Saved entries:
☆ ☆ ☆ ☆

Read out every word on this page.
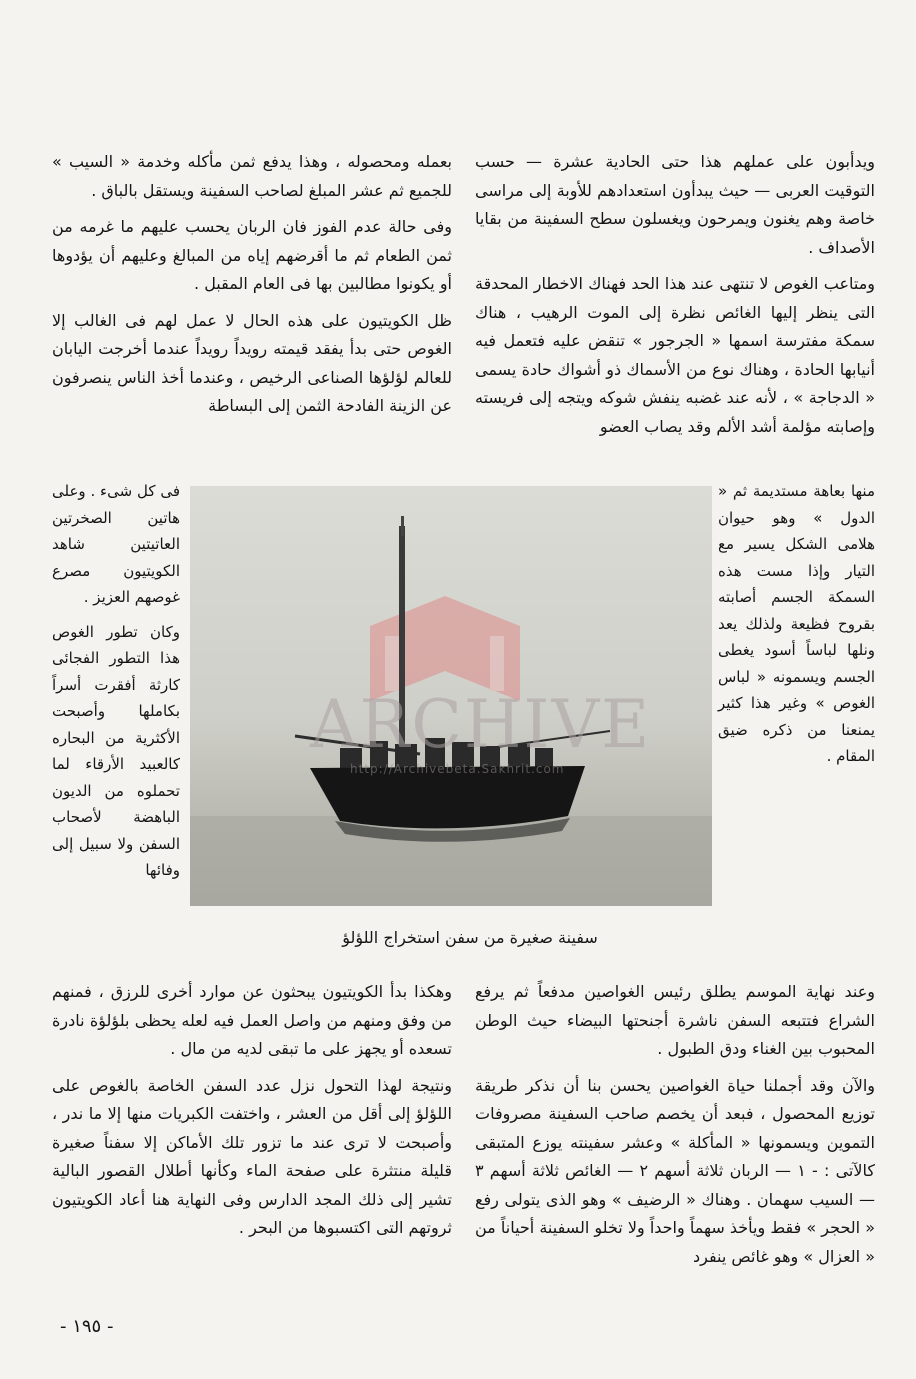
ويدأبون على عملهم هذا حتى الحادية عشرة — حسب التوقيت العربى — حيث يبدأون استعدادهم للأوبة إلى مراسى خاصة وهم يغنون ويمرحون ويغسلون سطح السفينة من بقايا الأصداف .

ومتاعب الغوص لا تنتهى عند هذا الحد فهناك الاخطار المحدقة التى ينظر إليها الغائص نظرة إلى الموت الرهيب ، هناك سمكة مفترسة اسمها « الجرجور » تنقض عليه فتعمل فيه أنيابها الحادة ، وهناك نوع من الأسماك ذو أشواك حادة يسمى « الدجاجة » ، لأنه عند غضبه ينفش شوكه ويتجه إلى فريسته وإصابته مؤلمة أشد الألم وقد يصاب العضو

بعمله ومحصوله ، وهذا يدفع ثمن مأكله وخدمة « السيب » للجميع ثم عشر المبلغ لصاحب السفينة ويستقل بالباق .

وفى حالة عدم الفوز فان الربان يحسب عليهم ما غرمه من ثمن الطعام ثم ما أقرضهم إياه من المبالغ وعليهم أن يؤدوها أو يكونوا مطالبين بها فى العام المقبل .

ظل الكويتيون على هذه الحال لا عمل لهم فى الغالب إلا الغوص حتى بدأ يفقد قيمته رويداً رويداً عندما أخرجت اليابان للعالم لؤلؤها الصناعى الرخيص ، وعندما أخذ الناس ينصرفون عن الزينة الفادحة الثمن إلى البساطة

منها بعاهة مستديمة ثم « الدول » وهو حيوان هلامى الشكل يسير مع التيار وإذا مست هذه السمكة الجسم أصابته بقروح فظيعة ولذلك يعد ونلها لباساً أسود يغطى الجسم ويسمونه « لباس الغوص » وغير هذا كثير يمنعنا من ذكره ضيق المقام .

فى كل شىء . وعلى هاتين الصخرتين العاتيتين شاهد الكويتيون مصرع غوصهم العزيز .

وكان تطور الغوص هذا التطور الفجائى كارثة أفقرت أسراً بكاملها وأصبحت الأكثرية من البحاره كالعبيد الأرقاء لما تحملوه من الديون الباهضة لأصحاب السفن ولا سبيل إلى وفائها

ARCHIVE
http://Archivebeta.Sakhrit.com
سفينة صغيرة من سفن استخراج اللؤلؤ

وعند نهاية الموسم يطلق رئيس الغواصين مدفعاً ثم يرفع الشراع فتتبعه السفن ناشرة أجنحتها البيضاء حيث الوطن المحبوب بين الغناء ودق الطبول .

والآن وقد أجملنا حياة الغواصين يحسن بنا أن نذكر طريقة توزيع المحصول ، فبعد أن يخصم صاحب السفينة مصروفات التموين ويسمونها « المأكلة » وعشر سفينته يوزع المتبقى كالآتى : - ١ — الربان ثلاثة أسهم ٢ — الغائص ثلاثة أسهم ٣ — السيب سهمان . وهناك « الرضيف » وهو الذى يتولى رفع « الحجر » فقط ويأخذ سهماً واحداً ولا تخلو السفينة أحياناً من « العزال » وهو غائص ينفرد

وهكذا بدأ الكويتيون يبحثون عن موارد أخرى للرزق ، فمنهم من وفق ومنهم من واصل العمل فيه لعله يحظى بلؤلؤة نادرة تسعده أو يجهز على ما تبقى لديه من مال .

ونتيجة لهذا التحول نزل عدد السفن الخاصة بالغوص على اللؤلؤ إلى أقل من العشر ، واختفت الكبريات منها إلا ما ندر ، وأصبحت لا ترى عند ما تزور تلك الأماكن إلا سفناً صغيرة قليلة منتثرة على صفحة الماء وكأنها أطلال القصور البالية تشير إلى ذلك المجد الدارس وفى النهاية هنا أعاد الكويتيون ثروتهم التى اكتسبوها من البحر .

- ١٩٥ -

☆ ☆ ☆ ☆

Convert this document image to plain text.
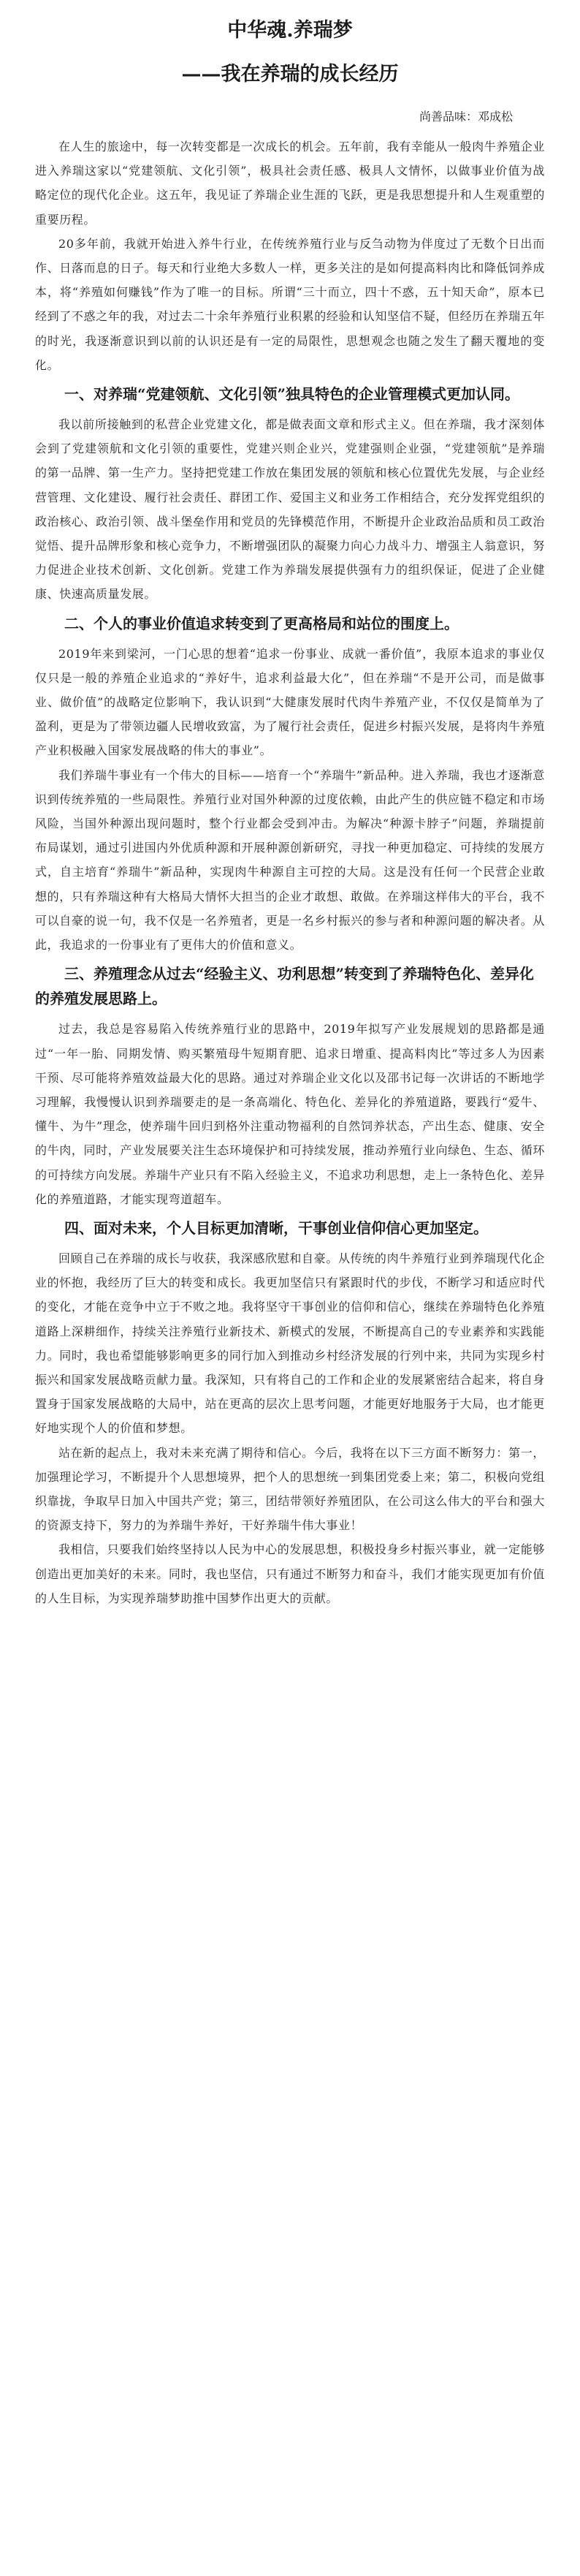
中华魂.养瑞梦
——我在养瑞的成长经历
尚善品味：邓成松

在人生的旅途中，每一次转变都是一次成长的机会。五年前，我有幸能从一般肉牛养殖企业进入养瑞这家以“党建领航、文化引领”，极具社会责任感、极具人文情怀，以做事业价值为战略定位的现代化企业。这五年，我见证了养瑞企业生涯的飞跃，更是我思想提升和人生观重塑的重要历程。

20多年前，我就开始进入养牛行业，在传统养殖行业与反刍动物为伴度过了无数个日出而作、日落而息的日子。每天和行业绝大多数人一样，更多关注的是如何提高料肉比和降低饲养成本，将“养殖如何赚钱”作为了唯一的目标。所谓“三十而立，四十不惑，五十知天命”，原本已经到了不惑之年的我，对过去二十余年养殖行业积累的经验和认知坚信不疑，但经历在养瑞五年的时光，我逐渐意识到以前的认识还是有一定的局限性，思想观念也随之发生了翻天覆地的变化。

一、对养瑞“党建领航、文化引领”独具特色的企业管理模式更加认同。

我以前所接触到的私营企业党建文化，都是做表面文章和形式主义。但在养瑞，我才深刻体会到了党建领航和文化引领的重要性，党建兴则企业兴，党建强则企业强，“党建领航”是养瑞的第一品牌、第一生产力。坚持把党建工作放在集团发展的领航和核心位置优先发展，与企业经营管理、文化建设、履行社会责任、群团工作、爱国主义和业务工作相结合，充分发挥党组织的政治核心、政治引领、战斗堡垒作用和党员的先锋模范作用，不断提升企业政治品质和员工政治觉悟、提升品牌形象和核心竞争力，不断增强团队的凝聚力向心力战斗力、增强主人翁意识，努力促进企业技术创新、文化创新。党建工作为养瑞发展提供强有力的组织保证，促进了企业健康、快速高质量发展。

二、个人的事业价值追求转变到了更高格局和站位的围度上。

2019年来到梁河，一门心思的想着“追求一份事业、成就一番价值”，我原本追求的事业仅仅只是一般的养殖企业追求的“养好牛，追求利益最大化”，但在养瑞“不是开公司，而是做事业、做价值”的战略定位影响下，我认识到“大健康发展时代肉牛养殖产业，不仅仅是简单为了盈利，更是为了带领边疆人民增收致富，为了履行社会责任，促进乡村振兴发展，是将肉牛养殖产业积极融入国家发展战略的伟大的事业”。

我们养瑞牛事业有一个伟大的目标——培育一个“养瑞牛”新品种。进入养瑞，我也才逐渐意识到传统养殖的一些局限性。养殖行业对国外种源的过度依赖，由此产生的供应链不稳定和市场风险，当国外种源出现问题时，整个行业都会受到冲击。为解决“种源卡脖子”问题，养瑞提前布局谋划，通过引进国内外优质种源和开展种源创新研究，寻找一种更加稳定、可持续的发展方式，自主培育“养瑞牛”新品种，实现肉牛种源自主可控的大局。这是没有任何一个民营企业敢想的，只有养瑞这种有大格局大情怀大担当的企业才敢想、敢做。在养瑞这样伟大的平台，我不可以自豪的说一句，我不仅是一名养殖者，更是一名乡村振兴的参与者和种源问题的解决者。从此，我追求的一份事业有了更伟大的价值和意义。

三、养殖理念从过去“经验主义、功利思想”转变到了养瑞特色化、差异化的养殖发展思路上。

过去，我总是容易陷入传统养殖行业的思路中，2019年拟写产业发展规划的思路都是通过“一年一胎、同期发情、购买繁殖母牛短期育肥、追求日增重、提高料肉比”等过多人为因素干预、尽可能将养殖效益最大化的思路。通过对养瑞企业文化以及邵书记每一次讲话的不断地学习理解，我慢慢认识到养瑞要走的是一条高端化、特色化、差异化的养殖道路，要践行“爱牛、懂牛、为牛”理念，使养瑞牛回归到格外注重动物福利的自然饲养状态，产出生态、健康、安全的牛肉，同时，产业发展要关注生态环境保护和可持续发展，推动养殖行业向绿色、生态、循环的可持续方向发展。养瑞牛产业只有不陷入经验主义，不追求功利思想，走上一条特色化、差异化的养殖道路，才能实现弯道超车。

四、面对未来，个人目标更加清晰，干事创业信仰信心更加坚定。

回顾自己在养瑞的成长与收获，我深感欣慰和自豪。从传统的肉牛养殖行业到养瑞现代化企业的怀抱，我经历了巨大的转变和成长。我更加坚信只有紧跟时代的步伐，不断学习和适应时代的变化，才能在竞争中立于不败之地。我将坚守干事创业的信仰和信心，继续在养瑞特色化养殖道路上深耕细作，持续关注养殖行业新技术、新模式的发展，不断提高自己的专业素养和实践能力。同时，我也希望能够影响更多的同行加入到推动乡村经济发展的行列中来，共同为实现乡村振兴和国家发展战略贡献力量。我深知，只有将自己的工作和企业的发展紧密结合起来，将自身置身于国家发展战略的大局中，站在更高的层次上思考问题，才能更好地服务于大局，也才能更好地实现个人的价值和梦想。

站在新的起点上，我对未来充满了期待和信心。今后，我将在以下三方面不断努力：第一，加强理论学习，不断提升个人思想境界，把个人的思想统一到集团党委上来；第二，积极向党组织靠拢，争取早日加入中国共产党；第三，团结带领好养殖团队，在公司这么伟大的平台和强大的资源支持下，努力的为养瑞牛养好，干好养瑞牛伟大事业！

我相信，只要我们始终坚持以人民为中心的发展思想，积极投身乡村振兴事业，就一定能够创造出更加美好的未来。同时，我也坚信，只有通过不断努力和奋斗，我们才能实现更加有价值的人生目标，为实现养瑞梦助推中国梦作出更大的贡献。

☆ ☆ ☆ ☆

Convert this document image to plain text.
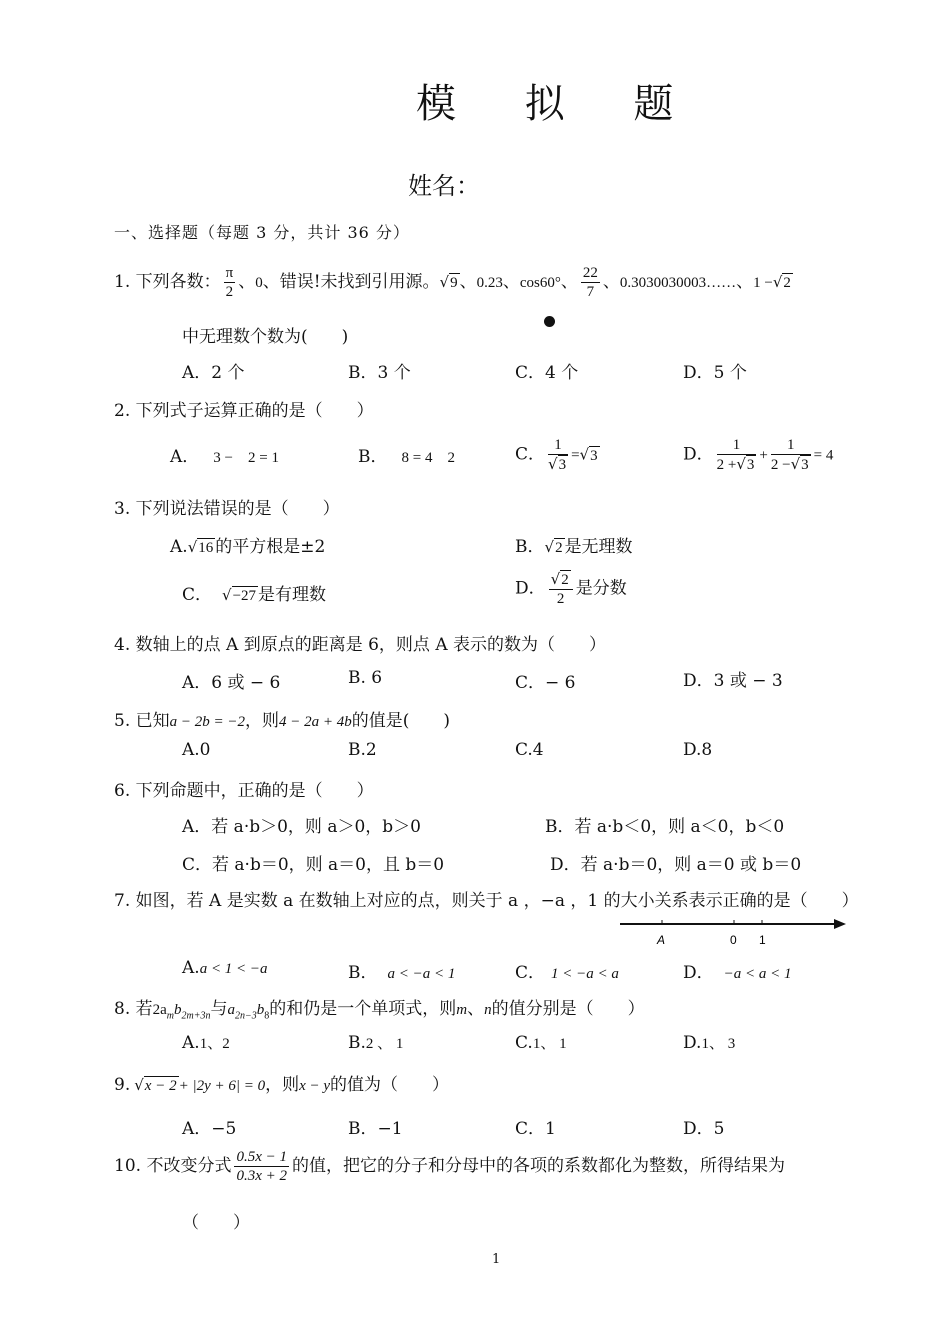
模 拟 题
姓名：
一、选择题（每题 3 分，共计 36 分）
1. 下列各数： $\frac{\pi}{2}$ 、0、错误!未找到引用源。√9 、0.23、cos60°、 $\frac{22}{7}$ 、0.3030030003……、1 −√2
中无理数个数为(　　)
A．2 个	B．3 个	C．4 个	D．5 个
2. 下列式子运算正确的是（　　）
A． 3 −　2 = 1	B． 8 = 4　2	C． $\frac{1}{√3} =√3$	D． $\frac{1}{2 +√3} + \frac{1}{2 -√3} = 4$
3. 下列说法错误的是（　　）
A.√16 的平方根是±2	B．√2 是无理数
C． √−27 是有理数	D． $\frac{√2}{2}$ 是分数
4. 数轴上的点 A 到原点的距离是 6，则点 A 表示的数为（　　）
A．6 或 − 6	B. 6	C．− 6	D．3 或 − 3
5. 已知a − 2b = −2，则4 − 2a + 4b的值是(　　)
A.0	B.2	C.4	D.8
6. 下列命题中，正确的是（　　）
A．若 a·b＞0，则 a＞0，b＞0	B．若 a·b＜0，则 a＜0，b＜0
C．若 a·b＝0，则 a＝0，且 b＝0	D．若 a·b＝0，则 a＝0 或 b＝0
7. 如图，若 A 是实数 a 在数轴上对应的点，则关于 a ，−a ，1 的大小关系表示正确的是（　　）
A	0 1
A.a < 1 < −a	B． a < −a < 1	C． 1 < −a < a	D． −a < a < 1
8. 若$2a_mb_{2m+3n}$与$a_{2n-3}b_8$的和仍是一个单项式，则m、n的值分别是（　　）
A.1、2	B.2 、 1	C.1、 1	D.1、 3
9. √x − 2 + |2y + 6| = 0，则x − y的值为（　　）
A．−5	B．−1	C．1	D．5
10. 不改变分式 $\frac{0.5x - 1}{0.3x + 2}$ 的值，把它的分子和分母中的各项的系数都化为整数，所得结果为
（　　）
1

☆ ☆ ☆ ☆

Copy every line from the entries that contains the word "党建领航".

在人生的旅途中，每一次转变都是一次成长的机会。五年前，我有幸能从一般肉牛养殖企业进入养瑞这家以“党建领航、文化引领”，极具社会责任感、极具人文情怀，以做事业价值为战略定位的现代化企业。这五年，我见证了养瑞企业生涯的飞跃，更是我思想提升和人生观重塑的重要历程。
一、对养瑞“党建领航、文化引领”独具特色的企业管理模式更加认同。
我以前所接触到的私营企业党建文化，都是做表面文章和形式主义。但在养瑞，我才深刻体会到了党建领航和文化引领的重要性，党建兴则企业兴，党建强则企业强，“党建领航”是养瑞的第一品牌、第一生产力。坚持把党建工作放在集团发展的领航和核心位置优先发展，与企业经营管理、文化建设、履行社会责任、群团工作、爱国主义和业务工作相结合，充分发挥党组织的政治核心、政治引领、战斗堡垒作用和党员的先锋模范作用，不断提升企业政治品质和员工政治觉悟、提升品牌形象和核心竞争力，不断增强团队的凝聚力向心力战斗力、增强主人翁意识，努力促进企业技术创新、文化创新。党建工作为养瑞发展提供强有力的组织保证，促进了企业健康、快速高质量发展。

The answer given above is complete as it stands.